Stored data:

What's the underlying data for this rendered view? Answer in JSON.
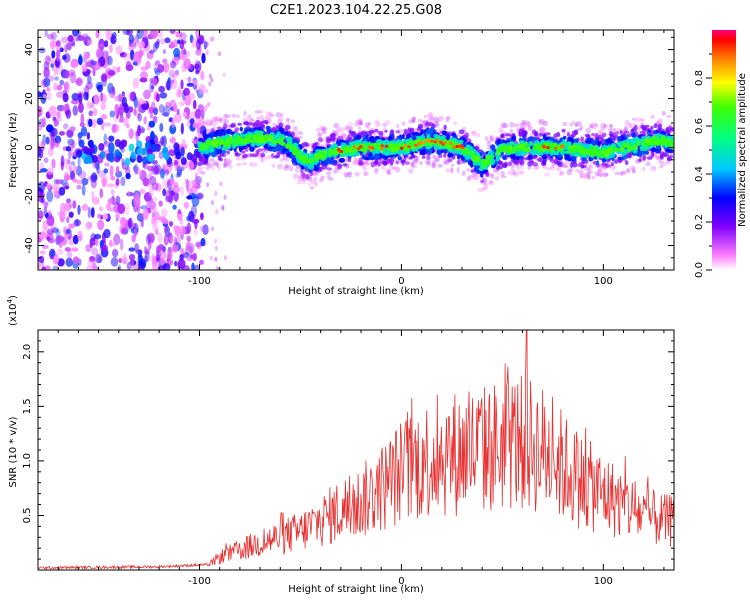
{
  "figure_title": "C2E1.2023.104.22.25.G08",
  "chart_data": [
    {
      "type": "heatmap",
      "xlabel": "Height of straight line (km)",
      "ylabel": "Frequency (Hz)",
      "xlim": [
        -180,
        135
      ],
      "ylim": [
        -50,
        48
      ],
      "xticks": [
        -100,
        0,
        100
      ],
      "xtick_labels": [
        "-100",
        "0",
        "100"
      ],
      "yticks": [
        -40,
        -20,
        0,
        20,
        40
      ],
      "ytick_labels": [
        "-40",
        "-20",
        "0",
        "20",
        "40"
      ],
      "colorbar": {
        "label": "Normalized spectral amplitude",
        "range": [
          0,
          1
        ],
        "ticks": [
          0.0,
          0.2,
          0.4,
          0.6,
          0.8
        ],
        "tick_labels": [
          "0.0",
          "0.2",
          "0.4",
          "0.6",
          "0.8"
        ],
        "colormap": "rainbow"
      },
      "ridge": {
        "x": [
          -100,
          -90,
          -80,
          -70,
          -60,
          -55,
          -50,
          -45,
          -40,
          -30,
          -20,
          -10,
          0,
          10,
          15,
          20,
          30,
          35,
          40,
          45,
          50,
          60,
          70,
          80,
          90,
          100,
          110,
          120,
          130,
          135
        ],
        "y": [
          0,
          2,
          3,
          4,
          3,
          1,
          -4,
          -6,
          -3,
          -1,
          0,
          0,
          0,
          2,
          3,
          2,
          0,
          -3,
          -7,
          -4,
          -1,
          0,
          0,
          0,
          -1,
          -2,
          0,
          2,
          3,
          1
        ]
      },
      "noise_region_x": [
        -180,
        -97
      ],
      "grid": false
    },
    {
      "type": "line",
      "xlabel": "Height of straight line (km)",
      "ylabel": "SNR (10 * v/v)",
      "y_multiplier": "(x10",
      "y_multiplier_exp": "4",
      "y_multiplier_close": ")",
      "xlim": [
        -180,
        135
      ],
      "ylim": [
        0,
        2.2
      ],
      "xticks": [
        -100,
        0,
        100
      ],
      "xtick_labels": [
        "-100",
        "0",
        "100"
      ],
      "yticks": [
        0.5,
        1.0,
        1.5,
        2.0
      ],
      "ytick_labels": [
        "0.5",
        "1.0",
        "1.5",
        "2.0"
      ],
      "series_color": "#e83030",
      "envelope": {
        "x": [
          -180,
          -120,
          -95,
          -90,
          -80,
          -70,
          -60,
          -50,
          -40,
          -30,
          -20,
          -10,
          0,
          10,
          20,
          30,
          40,
          50,
          60,
          70,
          80,
          90,
          100,
          110,
          120,
          130,
          135
        ],
        "y": [
          0.02,
          0.03,
          0.05,
          0.12,
          0.18,
          0.25,
          0.3,
          0.35,
          0.45,
          0.55,
          0.62,
          0.75,
          0.9,
          1.0,
          1.05,
          1.08,
          1.1,
          1.15,
          1.18,
          1.1,
          0.95,
          0.8,
          0.7,
          0.6,
          0.5,
          0.45,
          0.45
        ]
      },
      "peak": {
        "x": 62,
        "y": 2.2
      },
      "grid": false
    }
  ],
  "colors": {
    "axis": "#000000",
    "line": "#e83030",
    "background": "#ffffff"
  }
}
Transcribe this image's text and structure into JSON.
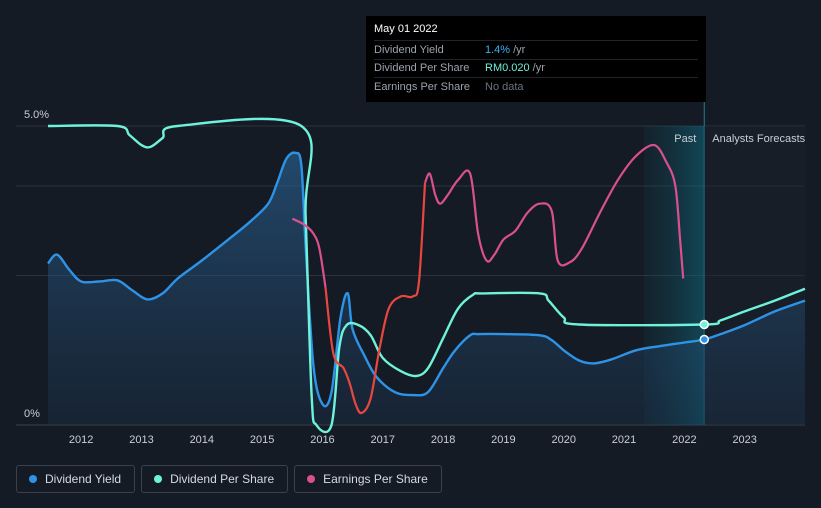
{
  "tooltip": {
    "date": "May 01 2022",
    "rows": [
      {
        "label": "Dividend Yield",
        "value": "1.4%",
        "unit": " /yr",
        "color": "#3bb0f6"
      },
      {
        "label": "Dividend Per Share",
        "value": "RM0.020",
        "unit": " /yr",
        "color": "#6ff2da"
      },
      {
        "label": "Earnings Per Share",
        "value": "No data",
        "unit": "",
        "color": "#6b7380"
      }
    ]
  },
  "regions": {
    "past_label": "Past",
    "forecast_label": "Analysts Forecasts"
  },
  "legend": [
    {
      "label": "Dividend Yield",
      "color": "#2e93e6"
    },
    {
      "label": "Dividend Per Share",
      "color": "#6ff2da"
    },
    {
      "label": "Earnings Per Share",
      "color": "#d9508e"
    }
  ],
  "chart_data": {
    "type": "line",
    "title": "",
    "xlabel": "",
    "ylabel": "",
    "xlim": [
      2011.45,
      2024.0
    ],
    "ylim": [
      0,
      5.0
    ],
    "y_tick_labels": [
      "5.0%",
      "0%"
    ],
    "x_ticks": [
      2012,
      2013,
      2014,
      2015,
      2016,
      2017,
      2018,
      2019,
      2020,
      2021,
      2022,
      2023
    ],
    "today_x": 2022.33,
    "past_start_x": 2021.33,
    "grid": true,
    "series": [
      {
        "name": "Dividend Yield",
        "color": "#2e93e6",
        "area": true,
        "points": [
          [
            2011.45,
            2.7
          ],
          [
            2011.6,
            2.85
          ],
          [
            2011.8,
            2.6
          ],
          [
            2012.0,
            2.4
          ],
          [
            2012.3,
            2.4
          ],
          [
            2012.6,
            2.42
          ],
          [
            2012.85,
            2.25
          ],
          [
            2013.1,
            2.1
          ],
          [
            2013.35,
            2.2
          ],
          [
            2013.6,
            2.45
          ],
          [
            2014.0,
            2.75
          ],
          [
            2014.5,
            3.15
          ],
          [
            2014.8,
            3.4
          ],
          [
            2015.1,
            3.7
          ],
          [
            2015.25,
            4.05
          ],
          [
            2015.4,
            4.45
          ],
          [
            2015.55,
            4.55
          ],
          [
            2015.65,
            4.35
          ],
          [
            2015.72,
            3.0
          ],
          [
            2015.85,
            1.0
          ],
          [
            2016.0,
            0.35
          ],
          [
            2016.15,
            0.55
          ],
          [
            2016.3,
            1.8
          ],
          [
            2016.42,
            2.2
          ],
          [
            2016.5,
            1.6
          ],
          [
            2016.7,
            1.15
          ],
          [
            2016.9,
            0.8
          ],
          [
            2017.2,
            0.55
          ],
          [
            2017.5,
            0.5
          ],
          [
            2017.75,
            0.55
          ],
          [
            2018.0,
            0.95
          ],
          [
            2018.2,
            1.25
          ],
          [
            2018.45,
            1.5
          ],
          [
            2018.6,
            1.52
          ],
          [
            2019.0,
            1.52
          ],
          [
            2019.6,
            1.5
          ],
          [
            2019.8,
            1.42
          ],
          [
            2020.0,
            1.25
          ],
          [
            2020.25,
            1.08
          ],
          [
            2020.5,
            1.03
          ],
          [
            2020.8,
            1.1
          ],
          [
            2021.2,
            1.25
          ],
          [
            2021.6,
            1.32
          ],
          [
            2022.0,
            1.38
          ],
          [
            2022.33,
            1.43
          ],
          [
            2022.6,
            1.52
          ],
          [
            2023.0,
            1.67
          ],
          [
            2023.5,
            1.9
          ],
          [
            2024.0,
            2.08
          ]
        ]
      },
      {
        "name": "Dividend Per Share",
        "color": "#6ff2da",
        "area": false,
        "points": [
          [
            2011.45,
            5.0
          ],
          [
            2012.6,
            5.0
          ],
          [
            2012.8,
            4.85
          ],
          [
            2013.0,
            4.68
          ],
          [
            2013.15,
            4.65
          ],
          [
            2013.35,
            4.8
          ],
          [
            2013.6,
            5.0
          ],
          [
            2015.65,
            5.0
          ],
          [
            2015.72,
            3.5
          ],
          [
            2015.82,
            0.5
          ],
          [
            2015.9,
            0.0
          ],
          [
            2016.15,
            0.0
          ],
          [
            2016.28,
            1.3
          ],
          [
            2016.4,
            1.67
          ],
          [
            2016.6,
            1.67
          ],
          [
            2016.8,
            1.5
          ],
          [
            2017.0,
            1.12
          ],
          [
            2017.3,
            0.9
          ],
          [
            2017.55,
            0.82
          ],
          [
            2017.75,
            0.95
          ],
          [
            2018.0,
            1.45
          ],
          [
            2018.25,
            1.95
          ],
          [
            2018.5,
            2.18
          ],
          [
            2018.65,
            2.2
          ],
          [
            2019.6,
            2.2
          ],
          [
            2019.75,
            2.08
          ],
          [
            2020.0,
            1.8
          ],
          [
            2020.25,
            1.68
          ],
          [
            2022.33,
            1.68
          ],
          [
            2022.6,
            1.75
          ],
          [
            2023.0,
            1.9
          ],
          [
            2023.5,
            2.08
          ],
          [
            2024.0,
            2.28
          ]
        ]
      },
      {
        "name": "Earnings Per Share",
        "color": "#d9508e",
        "color_low": "#e8473f",
        "area": false,
        "points": [
          [
            2015.5,
            3.45
          ],
          [
            2015.7,
            3.35
          ],
          [
            2015.85,
            3.2
          ],
          [
            2015.95,
            2.95
          ],
          [
            2016.05,
            2.3
          ],
          [
            2016.18,
            1.2
          ],
          [
            2016.35,
            0.95
          ],
          [
            2016.45,
            0.7
          ],
          [
            2016.55,
            0.35
          ],
          [
            2016.65,
            0.2
          ],
          [
            2016.8,
            0.45
          ],
          [
            2016.95,
            1.3
          ],
          [
            2017.1,
            1.95
          ],
          [
            2017.3,
            2.15
          ],
          [
            2017.5,
            2.15
          ],
          [
            2017.6,
            2.4
          ],
          [
            2017.7,
            4.05
          ],
          [
            2017.78,
            4.2
          ],
          [
            2017.87,
            3.85
          ],
          [
            2017.95,
            3.7
          ],
          [
            2018.08,
            3.85
          ],
          [
            2018.25,
            4.1
          ],
          [
            2018.45,
            4.2
          ],
          [
            2018.58,
            3.2
          ],
          [
            2018.72,
            2.75
          ],
          [
            2018.85,
            2.85
          ],
          [
            2019.0,
            3.1
          ],
          [
            2019.2,
            3.25
          ],
          [
            2019.4,
            3.55
          ],
          [
            2019.6,
            3.7
          ],
          [
            2019.8,
            3.58
          ],
          [
            2019.9,
            2.75
          ],
          [
            2020.1,
            2.72
          ],
          [
            2020.3,
            2.95
          ],
          [
            2020.6,
            3.55
          ],
          [
            2020.9,
            4.1
          ],
          [
            2021.2,
            4.5
          ],
          [
            2021.5,
            4.68
          ],
          [
            2021.7,
            4.4
          ],
          [
            2021.85,
            4.0
          ],
          [
            2021.93,
            3.1
          ],
          [
            2021.98,
            2.45
          ]
        ]
      }
    ]
  }
}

**INSTRUCTIONS TO FOLLOW**
Look over the records above and copy each line that includes the string "Earnings".

**FINISHED ANSWER**
        "label": "Earnings Per Share",
      "label": "Earnings Per Share",
        "name": "Earnings Per Share",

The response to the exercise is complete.